● **Text shown**
Circulating insulin‐like growth factors (IGFs) are bound to specific, high‐affinity binding proteins (BPs), and form complexes with relative molecular masses of about 150000 (‘large’ complex) and 40000 (‘small’ complex). The large complex appears to be under growth‐hormone control and its proportions vary with those of the IGFs.
Molecular heterogeneity among the binding proteins was revealed by polydcrylamide gel electrophoresis (SDS‐PAGE) of serum in which they were cross‐linked to 125I‐labelled IGF I or II. Out of the six specific bands observed, of 150000, 120000, 49000, 46000, 40000 and 37000 Mr, the last three appeared in both complexes, whereas the first three were visible only in the large complex. Some or all of the 49000–37000‐Mr species may constitute the subunits of 150000‐Mr and/or 120000‐Mr IGF‐BP complexes.

● **What to do**
[a] Please copy the stretch from "Molecular heterogeneity among" through "120000‐Mr IGF‐BP complexes." in the passage on insulin-like growth factors, keeping every word and character unchanged.
[b] According to the passage on insulin-like growth factors, which complex appears to be under growth-hormone control?
[c] List the relative molecular masses of all the specific bands observed by SDS-PAGE in the passage on insulin-like growth factors.

● **Extracted information**

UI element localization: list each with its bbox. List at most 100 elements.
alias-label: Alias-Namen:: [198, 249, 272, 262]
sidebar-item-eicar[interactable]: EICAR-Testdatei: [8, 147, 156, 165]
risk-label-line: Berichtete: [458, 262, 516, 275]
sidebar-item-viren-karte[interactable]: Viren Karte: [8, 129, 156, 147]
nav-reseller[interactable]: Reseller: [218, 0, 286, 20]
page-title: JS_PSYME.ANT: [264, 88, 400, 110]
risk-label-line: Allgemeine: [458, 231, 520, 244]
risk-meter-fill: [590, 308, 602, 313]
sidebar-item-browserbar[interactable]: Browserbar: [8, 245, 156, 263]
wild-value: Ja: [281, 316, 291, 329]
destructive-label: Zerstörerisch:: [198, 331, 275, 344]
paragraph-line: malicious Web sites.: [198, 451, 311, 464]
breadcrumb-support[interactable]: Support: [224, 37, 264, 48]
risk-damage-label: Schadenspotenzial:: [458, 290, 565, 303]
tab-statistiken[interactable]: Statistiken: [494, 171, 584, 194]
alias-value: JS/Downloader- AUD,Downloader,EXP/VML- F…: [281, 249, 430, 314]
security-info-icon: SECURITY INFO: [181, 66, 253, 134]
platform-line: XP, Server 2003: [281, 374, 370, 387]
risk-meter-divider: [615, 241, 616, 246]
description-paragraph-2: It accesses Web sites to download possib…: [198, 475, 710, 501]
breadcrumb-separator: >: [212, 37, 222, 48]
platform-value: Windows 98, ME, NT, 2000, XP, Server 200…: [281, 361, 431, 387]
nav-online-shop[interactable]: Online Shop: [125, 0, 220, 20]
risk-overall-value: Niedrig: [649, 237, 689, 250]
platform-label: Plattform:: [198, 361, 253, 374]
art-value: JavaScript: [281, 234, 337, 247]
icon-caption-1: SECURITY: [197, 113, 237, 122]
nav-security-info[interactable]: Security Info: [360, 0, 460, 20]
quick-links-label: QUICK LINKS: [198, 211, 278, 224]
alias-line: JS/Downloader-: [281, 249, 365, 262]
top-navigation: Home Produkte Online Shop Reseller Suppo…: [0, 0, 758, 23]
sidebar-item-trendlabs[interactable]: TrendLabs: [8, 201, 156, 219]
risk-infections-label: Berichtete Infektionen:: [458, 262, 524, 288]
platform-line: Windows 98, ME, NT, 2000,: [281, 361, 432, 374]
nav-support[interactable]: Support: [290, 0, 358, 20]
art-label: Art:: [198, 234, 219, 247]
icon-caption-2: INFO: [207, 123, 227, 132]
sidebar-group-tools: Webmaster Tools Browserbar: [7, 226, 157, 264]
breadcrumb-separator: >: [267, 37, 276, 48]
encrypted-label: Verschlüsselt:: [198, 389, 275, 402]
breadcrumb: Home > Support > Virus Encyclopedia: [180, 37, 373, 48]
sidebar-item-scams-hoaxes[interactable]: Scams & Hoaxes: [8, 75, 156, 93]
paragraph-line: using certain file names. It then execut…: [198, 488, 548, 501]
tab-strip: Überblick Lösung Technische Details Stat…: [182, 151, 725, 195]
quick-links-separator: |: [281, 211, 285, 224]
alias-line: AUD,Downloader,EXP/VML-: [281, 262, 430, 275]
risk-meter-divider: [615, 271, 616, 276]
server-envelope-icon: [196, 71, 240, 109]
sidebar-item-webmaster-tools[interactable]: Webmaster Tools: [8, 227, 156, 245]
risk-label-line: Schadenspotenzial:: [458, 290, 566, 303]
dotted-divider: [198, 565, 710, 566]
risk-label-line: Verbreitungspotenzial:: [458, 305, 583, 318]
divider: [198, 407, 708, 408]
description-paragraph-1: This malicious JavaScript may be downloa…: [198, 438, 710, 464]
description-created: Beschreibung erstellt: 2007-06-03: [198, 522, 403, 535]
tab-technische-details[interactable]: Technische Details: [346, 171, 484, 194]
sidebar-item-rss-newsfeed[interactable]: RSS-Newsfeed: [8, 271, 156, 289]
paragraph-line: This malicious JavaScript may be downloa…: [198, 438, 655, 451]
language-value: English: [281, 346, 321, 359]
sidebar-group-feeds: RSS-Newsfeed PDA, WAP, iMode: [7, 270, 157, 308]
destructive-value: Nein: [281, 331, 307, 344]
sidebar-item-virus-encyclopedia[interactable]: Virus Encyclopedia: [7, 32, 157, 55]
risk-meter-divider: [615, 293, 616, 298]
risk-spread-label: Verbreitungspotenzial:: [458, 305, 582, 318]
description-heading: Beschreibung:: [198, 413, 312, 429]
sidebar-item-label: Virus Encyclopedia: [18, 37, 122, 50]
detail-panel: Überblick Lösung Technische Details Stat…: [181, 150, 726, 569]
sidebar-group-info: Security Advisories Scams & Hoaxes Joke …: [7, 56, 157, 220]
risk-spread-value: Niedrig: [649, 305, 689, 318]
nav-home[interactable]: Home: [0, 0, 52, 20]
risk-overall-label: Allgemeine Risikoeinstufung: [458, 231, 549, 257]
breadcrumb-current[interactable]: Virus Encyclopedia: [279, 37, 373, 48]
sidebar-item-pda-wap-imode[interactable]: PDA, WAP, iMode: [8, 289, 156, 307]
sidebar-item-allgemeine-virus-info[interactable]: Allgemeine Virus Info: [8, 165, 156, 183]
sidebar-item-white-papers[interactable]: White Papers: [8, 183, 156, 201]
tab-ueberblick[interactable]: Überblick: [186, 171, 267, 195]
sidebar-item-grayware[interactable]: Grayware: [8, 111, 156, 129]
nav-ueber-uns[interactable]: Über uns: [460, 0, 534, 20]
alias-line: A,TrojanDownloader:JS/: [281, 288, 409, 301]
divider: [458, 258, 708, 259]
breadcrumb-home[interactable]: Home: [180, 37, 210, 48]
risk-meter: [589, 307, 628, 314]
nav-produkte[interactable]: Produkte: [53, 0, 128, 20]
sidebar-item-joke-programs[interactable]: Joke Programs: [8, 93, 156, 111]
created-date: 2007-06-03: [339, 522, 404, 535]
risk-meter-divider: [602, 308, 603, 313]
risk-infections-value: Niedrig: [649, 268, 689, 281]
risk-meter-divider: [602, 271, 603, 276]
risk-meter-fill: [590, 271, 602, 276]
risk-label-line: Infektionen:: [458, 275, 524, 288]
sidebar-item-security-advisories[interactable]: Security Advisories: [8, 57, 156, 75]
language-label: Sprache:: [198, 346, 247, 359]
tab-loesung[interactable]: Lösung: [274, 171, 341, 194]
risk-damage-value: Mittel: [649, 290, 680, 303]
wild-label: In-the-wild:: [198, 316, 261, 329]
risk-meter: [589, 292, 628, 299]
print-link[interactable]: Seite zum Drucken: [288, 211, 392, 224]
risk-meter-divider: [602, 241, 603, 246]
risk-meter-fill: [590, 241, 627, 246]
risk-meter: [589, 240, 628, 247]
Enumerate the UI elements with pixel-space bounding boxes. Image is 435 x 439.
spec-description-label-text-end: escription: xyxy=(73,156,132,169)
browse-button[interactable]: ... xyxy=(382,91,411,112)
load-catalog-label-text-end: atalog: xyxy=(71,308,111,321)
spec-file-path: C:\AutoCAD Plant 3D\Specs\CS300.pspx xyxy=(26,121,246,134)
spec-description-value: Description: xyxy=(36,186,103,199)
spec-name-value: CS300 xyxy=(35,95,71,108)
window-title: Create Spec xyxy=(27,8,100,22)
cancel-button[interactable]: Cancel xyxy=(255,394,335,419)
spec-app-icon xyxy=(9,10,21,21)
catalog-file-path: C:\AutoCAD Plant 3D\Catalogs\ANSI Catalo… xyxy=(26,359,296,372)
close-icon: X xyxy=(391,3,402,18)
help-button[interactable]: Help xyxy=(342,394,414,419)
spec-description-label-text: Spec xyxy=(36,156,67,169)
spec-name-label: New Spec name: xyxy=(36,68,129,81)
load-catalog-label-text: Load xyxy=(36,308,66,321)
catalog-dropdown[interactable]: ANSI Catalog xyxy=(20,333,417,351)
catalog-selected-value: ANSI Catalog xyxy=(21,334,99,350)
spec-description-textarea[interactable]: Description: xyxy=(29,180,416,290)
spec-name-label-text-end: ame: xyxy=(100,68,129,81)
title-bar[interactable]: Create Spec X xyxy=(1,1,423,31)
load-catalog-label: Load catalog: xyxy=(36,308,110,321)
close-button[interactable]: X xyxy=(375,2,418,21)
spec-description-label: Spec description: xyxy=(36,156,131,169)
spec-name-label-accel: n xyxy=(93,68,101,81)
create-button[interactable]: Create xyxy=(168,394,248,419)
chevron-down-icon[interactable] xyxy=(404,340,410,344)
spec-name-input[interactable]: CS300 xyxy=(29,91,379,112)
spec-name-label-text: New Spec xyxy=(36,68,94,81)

● **Solutions in order**
[a]
Molecular heterogeneity among the binding proteins was revealed by polydcrylamide gel electrophoresis (SDS‐PAGE) of serum in which they were cross‐linked to 125I‐labelled IGF I or II. Out of the six specific bands observed, of 150000, 120000, 49000, 46000, 40000 and 37000 Mr, the last three appeared in both complexes, whereas the first three were visible only in the large complex. Some or all of the 49000–37000‐Mr species may constitute the subunits of 150000‐Mr and/or 120000‐Mr IGF‐BP complexes.

[b] The large complex, with a relative molecular mass of about 150000.

[c]
150000
120000
49000
46000
40000
37000